Try it:
The answer must be the full data, restated word for word, with no pictures in it.

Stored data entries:
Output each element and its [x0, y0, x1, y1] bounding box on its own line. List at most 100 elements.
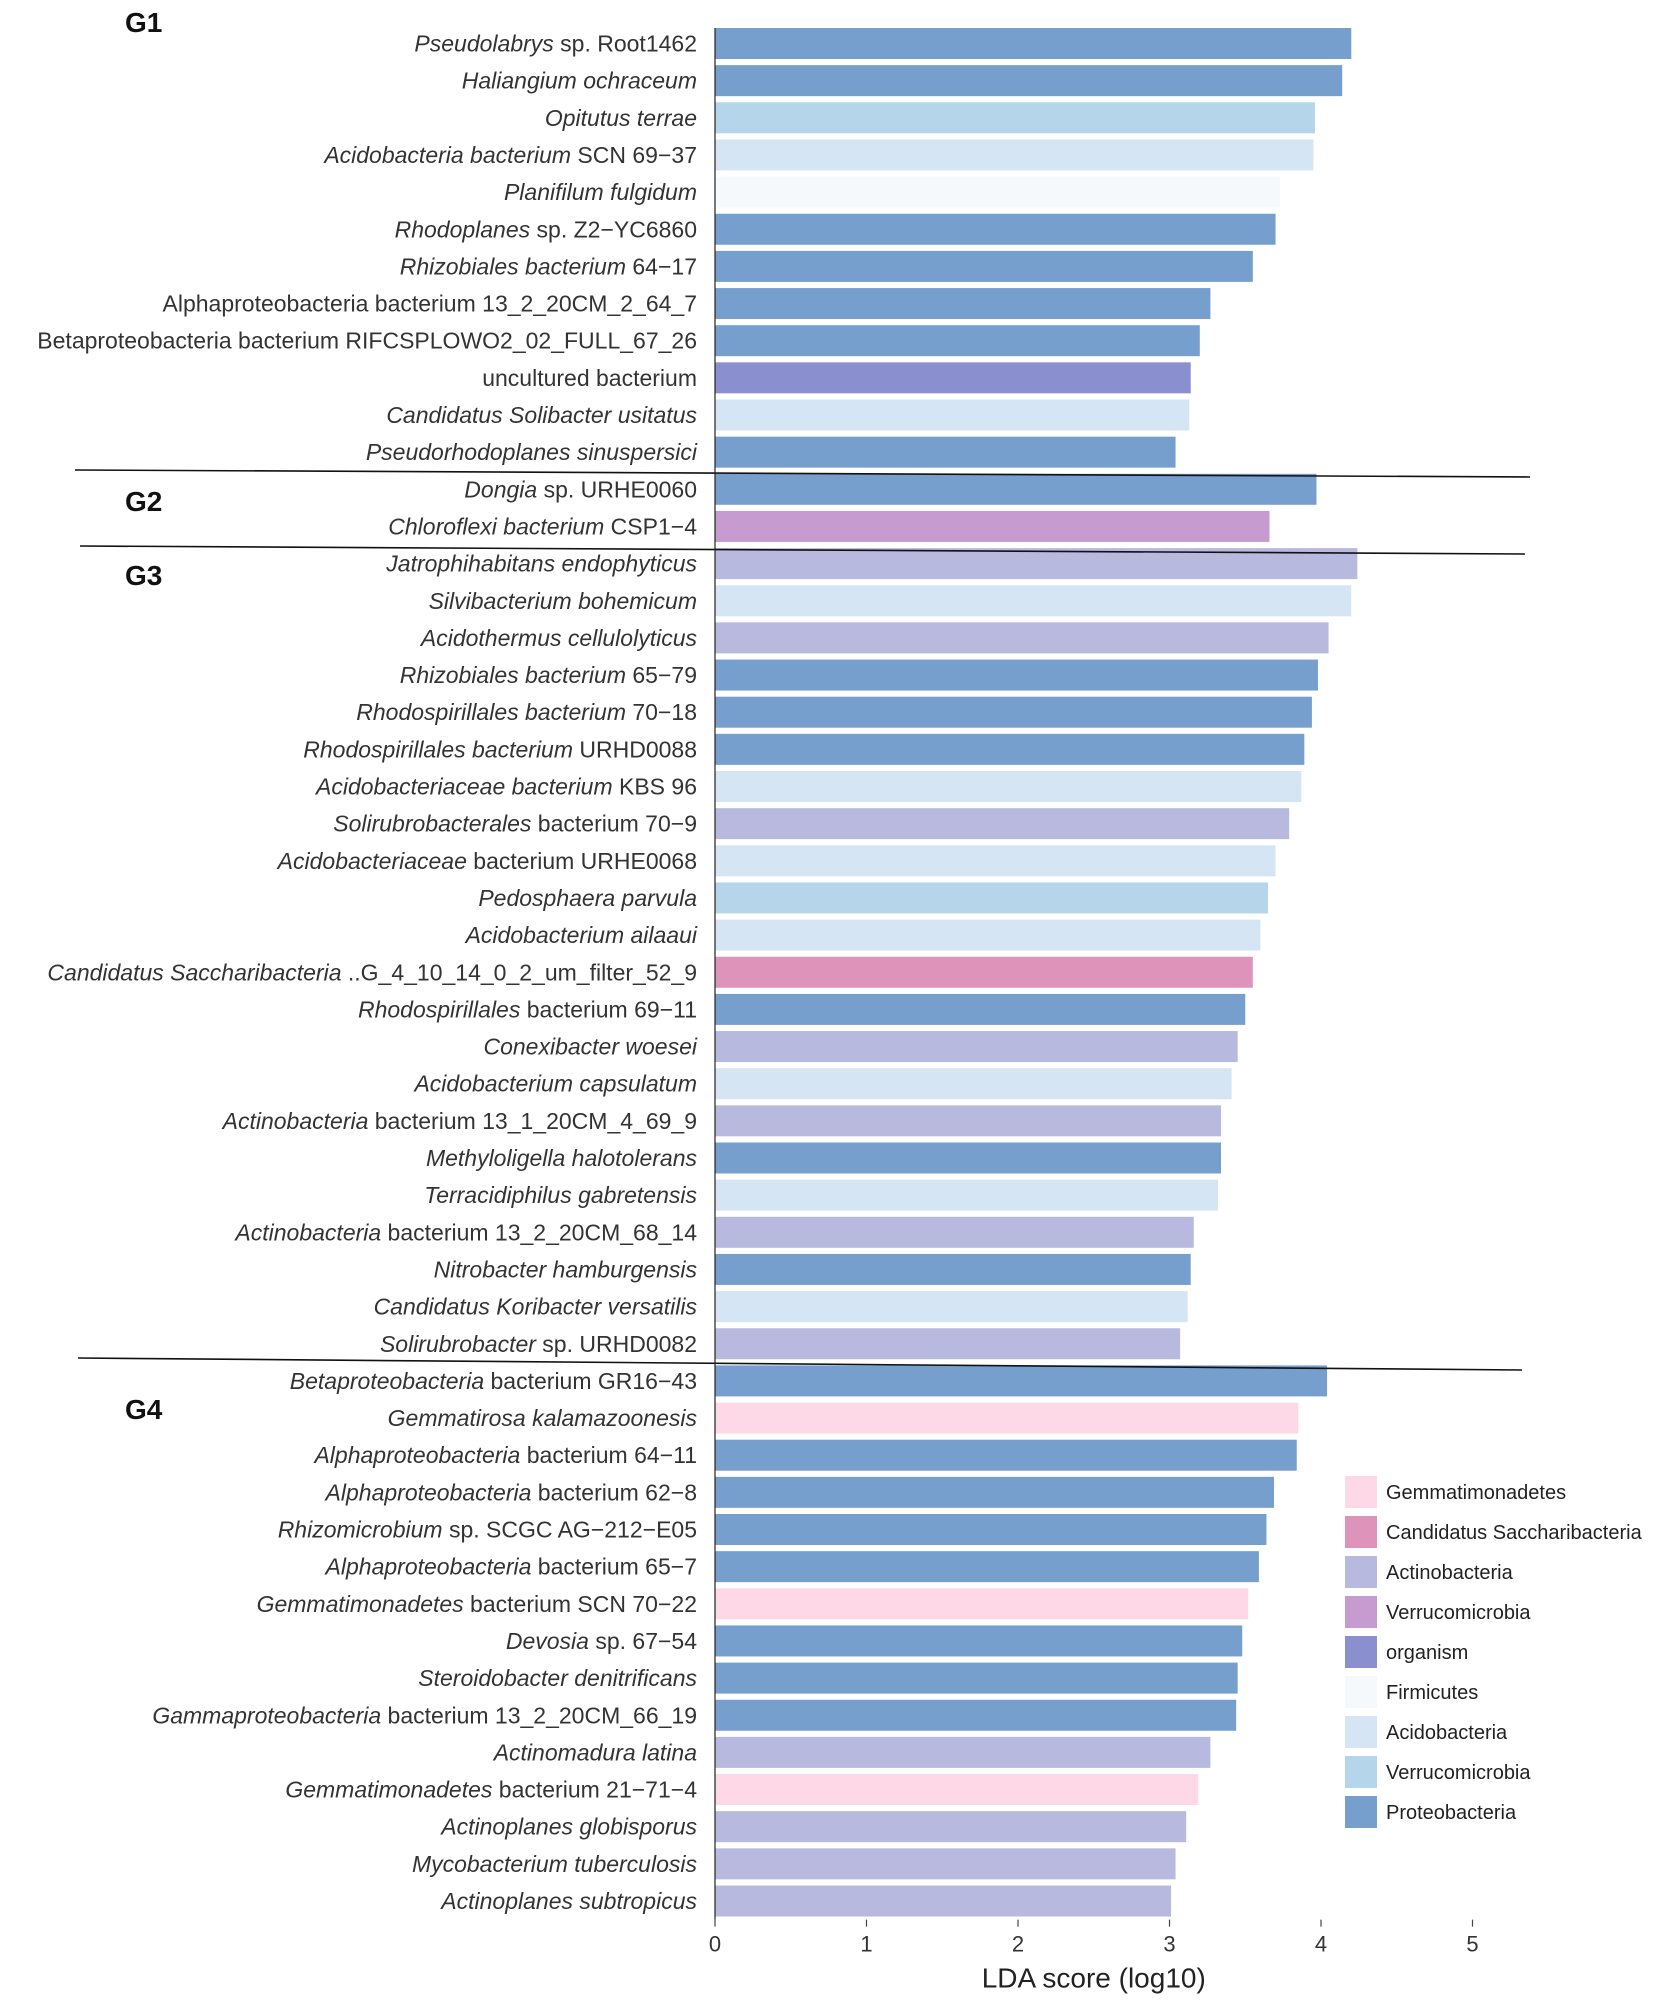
group-label-g4: G4 — [125, 1394, 163, 1425]
bar-label: Conexibacter woesei — [483, 1034, 697, 1060]
bar — [715, 473, 1317, 505]
group-dividers — [74, 469, 1531, 1371]
bar-label: Acidobacteriaceae bacterium KBS 96 — [314, 774, 697, 800]
legend-label: Verrucomicrobia — [1386, 1762, 1531, 1784]
bar-label: Rhizobiales bacterium 64−17 — [400, 253, 697, 279]
bar — [715, 1774, 1199, 1806]
bar-label: Actinoplanes subtropicus — [439, 1888, 697, 1914]
bar — [715, 1514, 1267, 1545]
legend-label: Verrucomicrobia — [1386, 1602, 1531, 1624]
legend-label: organism — [1386, 1642, 1468, 1664]
bar-label: Terracidiphilus gabretensis — [424, 1182, 697, 1208]
bar — [715, 1365, 1328, 1397]
bar-label: Rhodospirillales bacterium 70−18 — [356, 699, 697, 725]
group-divider-2 — [79, 545, 1526, 555]
bar-label: Pedosphaera parvula — [478, 885, 697, 911]
bar-label: Alphaproteobacteria bacterium 62−8 — [324, 1479, 697, 1505]
legend-label: Proteobacteria — [1386, 1802, 1517, 1824]
legend-swatch — [1345, 1796, 1377, 1828]
legend-label: Gemmatimonadetes — [1386, 1482, 1566, 1504]
bar — [715, 139, 1314, 171]
bar-label: Betaproteobacteria bacterium RIFCSPLOWO2… — [37, 328, 697, 354]
bar-label: Solirubrobacter sp. URHD0082 — [380, 1331, 697, 1357]
legend-swatch — [1345, 1516, 1377, 1548]
bar — [715, 436, 1176, 468]
bar — [715, 1291, 1188, 1323]
bar — [715, 510, 1270, 542]
bar — [715, 622, 1329, 654]
legend-swatch — [1345, 1636, 1377, 1668]
bar — [715, 1105, 1222, 1137]
bar — [715, 1179, 1218, 1211]
legend: Gemmatimonadetes Candidatus Saccharibacte… — [1345, 1476, 1643, 1828]
legend-label: Firmicutes — [1386, 1682, 1478, 1704]
legend-swatch — [1345, 1556, 1377, 1588]
bar-label: Nitrobacter hamburgensis — [434, 1256, 698, 1282]
bar-label: Acidobacterium ailaaui — [464, 922, 698, 948]
bar — [715, 399, 1190, 431]
bar-label: Alphaproteobacteria bacterium 64−11 — [312, 1442, 697, 1468]
bar-label: Opitutus terrae — [545, 105, 697, 131]
bar — [715, 1476, 1275, 1508]
legend-swatch — [1345, 1756, 1377, 1788]
bar — [715, 956, 1253, 988]
bar-label: Acidobacteria bacterium SCN 69−37 — [322, 142, 697, 168]
bar — [715, 733, 1305, 765]
bar-label: Candidatus Saccharibacteria ..G_4_10_14_… — [47, 959, 697, 985]
group-label-g2: G2 — [125, 486, 162, 517]
bar-label: Solirubrobacterales bacterium 70−9 — [333, 811, 697, 837]
bar-label: Actinobacteria bacterium 13_2_20CM_68_14 — [233, 1219, 697, 1245]
bar-label: Rhizomicrobium sp. SCGC AG−212−E05 — [278, 1517, 697, 1543]
bar — [715, 1625, 1243, 1657]
bar-label: Actinobacteria bacterium 13_1_20CM_4_69_… — [221, 1108, 697, 1134]
x-tick-label: 2 — [1012, 1932, 1024, 1957]
bar-label: Gemmatimonadetes bacterium SCN 70−22 — [257, 1591, 697, 1617]
bar — [715, 1699, 1237, 1731]
bar — [715, 250, 1253, 282]
bar-label: Gemmatimonadetes bacterium 21−71−4 — [285, 1777, 697, 1803]
bar-label: Rhodospirillales bacterium 69−11 — [358, 996, 697, 1022]
bar — [715, 845, 1276, 877]
bar-label: Rhodoplanes sp. Z2−YC6860 — [395, 216, 697, 242]
bar-label: Planifilum fulgidum — [504, 179, 697, 205]
bar-label: Betaproteobacteria bacterium GR16−43 — [290, 1368, 697, 1394]
bar — [715, 1736, 1211, 1768]
bar — [715, 1142, 1222, 1174]
x-axis-title: LDA score (log10) — [982, 1963, 1206, 1994]
legend-swatch — [1345, 1596, 1377, 1628]
bar — [715, 696, 1312, 728]
bar-label: Candidatus Koribacter versatilis — [374, 1294, 698, 1320]
legend-label: Actinobacteria — [1386, 1562, 1514, 1584]
group-divider-1 — [74, 469, 1531, 478]
bar-label: Rhodospirillales bacterium URHD0088 — [303, 736, 697, 762]
bar — [715, 288, 1211, 320]
bar — [715, 28, 1352, 59]
bar — [715, 585, 1352, 617]
bar — [715, 213, 1276, 245]
group-labels: G1 G2 G3 G4 — [125, 7, 163, 1425]
group-label-g1: G1 — [125, 7, 162, 38]
legend-label: Acidobacteria — [1386, 1722, 1508, 1744]
bar — [715, 1253, 1191, 1285]
bar — [715, 102, 1315, 134]
x-tick-label: 0 — [709, 1932, 721, 1957]
labels-layer: Pseudolabrys sp. Root1462 Haliangium ochr… — [37, 31, 698, 1915]
bar — [715, 771, 1302, 802]
bar-label: Steroidobacter denitrificans — [418, 1665, 697, 1691]
bar — [715, 1662, 1238, 1694]
bar — [715, 325, 1200, 357]
legend-swatch — [1345, 1476, 1377, 1508]
x-tick-label: 1 — [860, 1932, 872, 1957]
group-label-g3: G3 — [125, 560, 162, 591]
bar — [715, 362, 1191, 394]
bar — [715, 1216, 1194, 1248]
bar-label: uncultured bacterium — [482, 365, 697, 391]
x-tick-label: 4 — [1315, 1932, 1327, 1957]
bar-label: Silvibacterium bohemicum — [429, 588, 697, 614]
bar-label: Gemmatirosa kalamazoonesis — [388, 1405, 698, 1431]
bar-label: Acidobacteriaceae bacterium URHE0068 — [276, 848, 697, 874]
bar-label: Pseudolabrys sp. Root1462 — [414, 31, 697, 57]
bar-label: Rhizobiales bacterium 65−79 — [400, 662, 697, 688]
bar-label: Methyloligella halotolerans — [426, 1145, 698, 1171]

Expected answer:
Output each element and its [x0, y0, x1, y1] bounding box on its own line. List at most 100 elements.
group-label-g4: G4 — [125, 1394, 163, 1425]
bar-label: Conexibacter woesei — [483, 1034, 697, 1060]
bar — [715, 473, 1317, 505]
group-dividers — [74, 469, 1531, 1371]
bar-label: Acidobacteriaceae bacterium KBS 96 — [314, 774, 697, 800]
legend-label: Verrucomicrobia — [1386, 1762, 1531, 1784]
bar-label: Rhizobiales bacterium 64−17 — [400, 253, 697, 279]
bar — [715, 1774, 1199, 1806]
bar-label: Actinoplanes subtropicus — [439, 1888, 697, 1914]
bar — [715, 1514, 1267, 1545]
legend-label: Verrucomicrobia — [1386, 1602, 1531, 1624]
legend-label: organism — [1386, 1642, 1468, 1664]
bar-label: Terracidiphilus gabretensis — [424, 1182, 697, 1208]
bar — [715, 1365, 1328, 1397]
bar-label: Rhodospirillales bacterium 70−18 — [356, 699, 697, 725]
group-divider-2 — [79, 545, 1526, 555]
bar-label: Pedosphaera parvula — [478, 885, 697, 911]
bar-label: Alphaproteobacteria bacterium 62−8 — [324, 1479, 697, 1505]
legend-label: Proteobacteria — [1386, 1802, 1517, 1824]
legend-swatch — [1345, 1796, 1377, 1828]
legend-label: Gemmatimonadetes — [1386, 1482, 1566, 1504]
bar — [715, 139, 1314, 171]
bar-label: Betaproteobacteria bacterium RIFCSPLOWO2… — [37, 328, 697, 354]
bar-label: Solirubrobacter sp. URHD0082 — [380, 1331, 697, 1357]
legend-swatch — [1345, 1516, 1377, 1548]
bar — [715, 436, 1176, 468]
bar — [715, 1291, 1188, 1323]
bar — [715, 510, 1270, 542]
bar — [715, 622, 1329, 654]
legend-swatch — [1345, 1636, 1377, 1668]
bar — [715, 1105, 1222, 1137]
bar — [715, 1179, 1218, 1211]
legend: Gemmatimonadetes Candidatus Saccharibacte… — [1345, 1476, 1643, 1828]
legend-label: Firmicutes — [1386, 1682, 1478, 1704]
legend-swatch — [1345, 1556, 1377, 1588]
bar-label: Nitrobacter hamburgensis — [434, 1256, 698, 1282]
bar-label: Acidobacterium ailaaui — [464, 922, 698, 948]
bar — [715, 399, 1190, 431]
bar-label: Alphaproteobacteria bacterium 64−11 — [312, 1442, 697, 1468]
bar-label: Opitutus terrae — [545, 105, 697, 131]
bar — [715, 1476, 1275, 1508]
legend-swatch — [1345, 1756, 1377, 1788]
bar — [715, 956, 1253, 988]
bar-label: Acidobacteria bacterium SCN 69−37 — [322, 142, 697, 168]
bar — [715, 733, 1305, 765]
bar-label: Candidatus Saccharibacteria ..G_4_10_14_… — [47, 959, 697, 985]
group-label-g2: G2 — [125, 486, 162, 517]
bar-label: Solirubrobacterales bacterium 70−9 — [333, 811, 697, 837]
bar-label: Actinobacteria bacterium 13_2_20CM_68_14 — [233, 1219, 697, 1245]
bar-label: Rhizomicrobium sp. SCGC AG−212−E05 — [278, 1517, 697, 1543]
bar — [715, 1625, 1243, 1657]
bar-label: Actinobacteria bacterium 13_1_20CM_4_69_… — [221, 1108, 697, 1134]
x-tick-label: 2 — [1012, 1932, 1024, 1957]
bar-label: Gemmatimonadetes bacterium SCN 70−22 — [257, 1591, 697, 1617]
bar — [715, 1699, 1237, 1731]
bar — [715, 250, 1253, 282]
bar-label: Gemmatimonadetes bacterium 21−71−4 — [285, 1777, 697, 1803]
bar-label: Rhodospirillales bacterium 69−11 — [358, 996, 697, 1022]
bar — [715, 845, 1276, 877]
bar-label: Rhodoplanes sp. Z2−YC6860 — [395, 216, 697, 242]
bar-label: Planifilum fulgidum — [504, 179, 697, 205]
bar-label: Betaproteobacteria bacterium GR16−43 — [290, 1368, 697, 1394]
bar — [715, 1736, 1211, 1768]
bar — [715, 1142, 1222, 1174]
x-axis-title: LDA score (log10) — [982, 1963, 1206, 1994]
legend-swatch — [1345, 1596, 1377, 1628]
bar — [715, 696, 1312, 728]
bar-label: Candidatus Koribacter versatilis — [374, 1294, 698, 1320]
legend-label: Actinobacteria — [1386, 1562, 1514, 1584]
group-divider-1 — [74, 469, 1531, 478]
bar-label: Rhodospirillales bacterium URHD0088 — [303, 736, 697, 762]
bar — [715, 288, 1211, 320]
bar — [715, 28, 1352, 59]
bar — [715, 585, 1352, 617]
bar — [715, 213, 1276, 245]
group-labels: G1 G2 G3 G4 — [125, 7, 163, 1425]
group-label-g1: G1 — [125, 7, 162, 38]
legend-label: Acidobacteria — [1386, 1722, 1508, 1744]
bar — [715, 1253, 1191, 1285]
bar — [715, 102, 1315, 134]
x-tick-label: 0 — [709, 1932, 721, 1957]
labels-layer: Pseudolabrys sp. Root1462 Haliangium ochr… — [37, 31, 698, 1915]
bar — [715, 771, 1302, 802]
bar-label: Steroidobacter denitrificans — [418, 1665, 697, 1691]
bar — [715, 1662, 1238, 1694]
bar — [715, 325, 1200, 357]
legend-swatch — [1345, 1476, 1377, 1508]
x-tick-label: 1 — [860, 1932, 872, 1957]
group-label-g3: G3 — [125, 560, 162, 591]
bar — [715, 362, 1191, 394]
bar — [715, 1216, 1194, 1248]
bar-label: uncultured bacterium — [482, 365, 697, 391]
x-tick-label: 4 — [1315, 1932, 1327, 1957]
bar-label: Silvibacterium bohemicum — [429, 588, 697, 614]
bar-label: Gemmatirosa kalamazoonesis — [388, 1405, 698, 1431]
bar-label: Acidobacteriaceae bacterium URHE0068 — [276, 848, 697, 874]
bar-label: Pseudolabrys sp. Root1462 — [414, 31, 697, 57]
bar-label: Rhizobiales bacterium 65−79 — [400, 662, 697, 688]
bar-label: Methyloligella halotolerans — [426, 1145, 698, 1171]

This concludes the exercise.